Stored records
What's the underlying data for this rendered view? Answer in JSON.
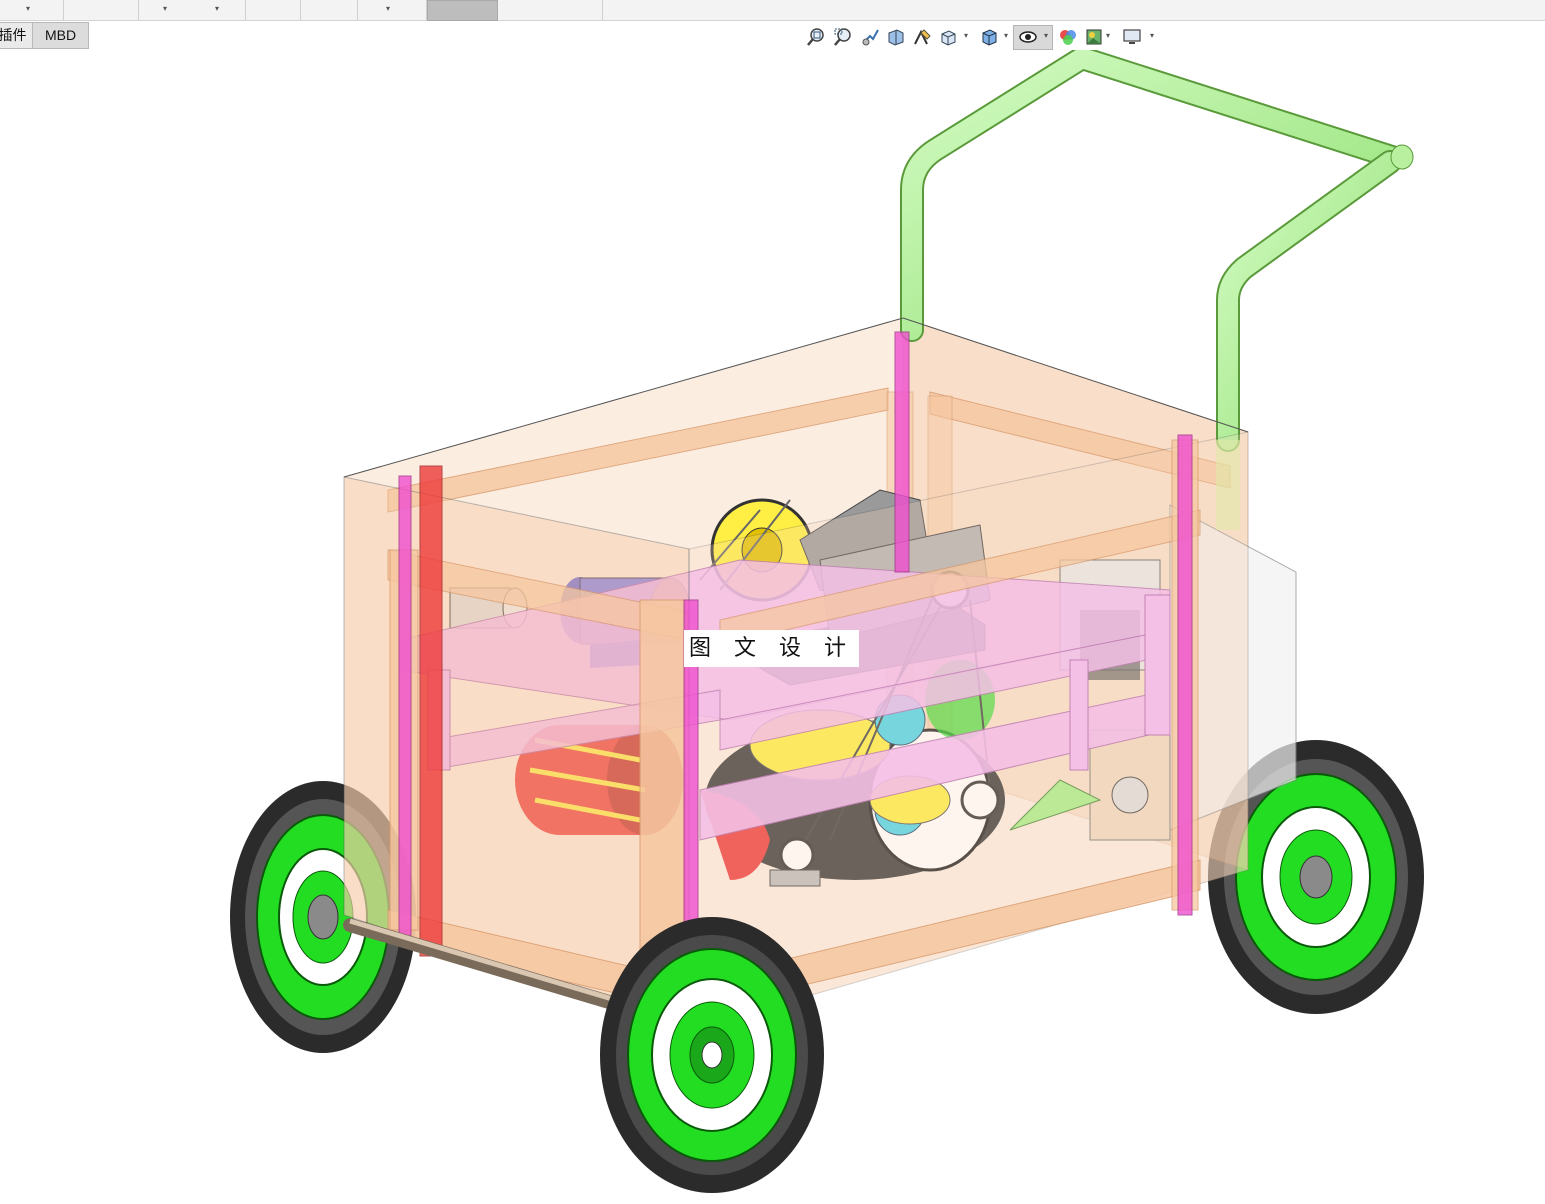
{
  "command_strip": {
    "segments": [
      "",
      "",
      "",
      "",
      "",
      "",
      "",
      "",
      "",
      "",
      ""
    ]
  },
  "tabs": [
    {
      "label": "插件",
      "active": false
    },
    {
      "label": "MBD",
      "active": true
    }
  ],
  "view_toolbar": {
    "icons": [
      "zoom-to-fit-icon",
      "zoom-to-area-icon",
      "previous-view-icon",
      "section-view-icon",
      "dynamic-annotation-icon",
      "view-orientation-icon",
      "display-style-icon",
      "hide-show-items-icon",
      "edit-appearance-icon",
      "apply-scene-icon",
      "view-settings-icon"
    ]
  },
  "model": {
    "watermark": "图 文 设 计"
  },
  "colors": {
    "frame": "#f6c7a0",
    "frame_edge": "#d99a6c",
    "pink_frame": "#f4b8f4",
    "handle": "#a8f08a",
    "wheel_rim": "#22dd22",
    "tire": "#2b2b2b",
    "motor_blue": "#7e7ee8",
    "red_part": "#ee3b3b",
    "yellow_part": "#ffee44",
    "cyan_part": "#4ad5e8",
    "gray_part": "#9a9a9a"
  }
}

[Task statement]: Quote each record exactly as it stands, minus the pictures.

[Response for this exercise]:
What's the underlying data for this rendered view? Answer in JSON.
{
  "command_strip": {
    "segments": [
      "",
      "",
      "",
      "",
      "",
      "",
      "",
      "",
      "",
      "",
      ""
    ]
  },
  "tabs": [
    {
      "label": "插件",
      "active": false
    },
    {
      "label": "MBD",
      "active": true
    }
  ],
  "view_toolbar": {
    "icons": [
      "zoom-to-fit-icon",
      "zoom-to-area-icon",
      "previous-view-icon",
      "section-view-icon",
      "dynamic-annotation-icon",
      "view-orientation-icon",
      "display-style-icon",
      "hide-show-items-icon",
      "edit-appearance-icon",
      "apply-scene-icon",
      "view-settings-icon"
    ]
  },
  "model": {
    "watermark": "图 文 设 计"
  },
  "colors": {
    "frame": "#f6c7a0",
    "frame_edge": "#d99a6c",
    "pink_frame": "#f4b8f4",
    "handle": "#a8f08a",
    "wheel_rim": "#22dd22",
    "tire": "#2b2b2b",
    "motor_blue": "#7e7ee8",
    "red_part": "#ee3b3b",
    "yellow_part": "#ffee44",
    "cyan_part": "#4ad5e8",
    "gray_part": "#9a9a9a"
  }
}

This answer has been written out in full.